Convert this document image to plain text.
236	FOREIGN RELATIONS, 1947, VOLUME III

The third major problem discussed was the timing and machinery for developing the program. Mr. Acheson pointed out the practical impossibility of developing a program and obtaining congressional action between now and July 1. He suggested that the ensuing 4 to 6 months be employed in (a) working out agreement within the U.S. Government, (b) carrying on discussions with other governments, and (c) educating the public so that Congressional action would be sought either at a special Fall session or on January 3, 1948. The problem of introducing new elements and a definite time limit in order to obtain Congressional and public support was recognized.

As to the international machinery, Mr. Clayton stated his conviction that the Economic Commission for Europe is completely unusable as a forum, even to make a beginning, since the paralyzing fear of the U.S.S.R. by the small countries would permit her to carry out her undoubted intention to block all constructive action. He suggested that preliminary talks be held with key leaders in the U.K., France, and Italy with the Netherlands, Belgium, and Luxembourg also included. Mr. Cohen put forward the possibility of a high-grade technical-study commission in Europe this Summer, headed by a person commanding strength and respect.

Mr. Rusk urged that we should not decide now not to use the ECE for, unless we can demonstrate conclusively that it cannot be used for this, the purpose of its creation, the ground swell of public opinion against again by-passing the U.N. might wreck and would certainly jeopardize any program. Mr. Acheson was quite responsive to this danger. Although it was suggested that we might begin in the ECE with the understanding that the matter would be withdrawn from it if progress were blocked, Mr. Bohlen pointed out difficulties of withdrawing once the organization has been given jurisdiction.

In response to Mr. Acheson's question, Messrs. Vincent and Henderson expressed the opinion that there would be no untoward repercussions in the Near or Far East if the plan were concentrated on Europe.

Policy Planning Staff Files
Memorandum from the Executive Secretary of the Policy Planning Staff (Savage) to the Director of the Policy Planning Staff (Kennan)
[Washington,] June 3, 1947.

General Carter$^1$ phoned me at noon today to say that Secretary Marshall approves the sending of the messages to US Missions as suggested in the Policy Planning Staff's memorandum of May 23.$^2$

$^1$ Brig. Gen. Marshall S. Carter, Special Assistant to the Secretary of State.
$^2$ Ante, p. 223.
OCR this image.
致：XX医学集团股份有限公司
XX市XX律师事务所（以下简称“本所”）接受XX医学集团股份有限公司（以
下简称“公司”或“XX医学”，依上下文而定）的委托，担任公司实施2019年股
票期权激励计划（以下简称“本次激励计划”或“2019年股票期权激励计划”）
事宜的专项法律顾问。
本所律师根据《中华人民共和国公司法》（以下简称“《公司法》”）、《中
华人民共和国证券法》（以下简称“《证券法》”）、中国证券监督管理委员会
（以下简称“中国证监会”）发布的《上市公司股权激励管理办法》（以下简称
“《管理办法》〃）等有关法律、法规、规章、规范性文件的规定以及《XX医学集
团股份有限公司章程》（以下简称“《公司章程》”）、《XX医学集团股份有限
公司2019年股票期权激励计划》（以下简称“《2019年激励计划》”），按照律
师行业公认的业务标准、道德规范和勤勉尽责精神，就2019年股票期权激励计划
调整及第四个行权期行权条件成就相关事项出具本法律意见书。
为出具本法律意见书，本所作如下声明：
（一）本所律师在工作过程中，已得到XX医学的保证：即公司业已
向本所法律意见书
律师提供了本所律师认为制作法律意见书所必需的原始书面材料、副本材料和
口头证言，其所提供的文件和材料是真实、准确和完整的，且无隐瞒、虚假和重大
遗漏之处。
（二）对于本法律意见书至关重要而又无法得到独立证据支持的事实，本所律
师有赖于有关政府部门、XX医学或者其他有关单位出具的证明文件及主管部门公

**PROMPT:**
Check each line of the records above for "image", and copy those that have it.

**CORRECT RESULT:**
Convert this document image to plain text.
OCR this image.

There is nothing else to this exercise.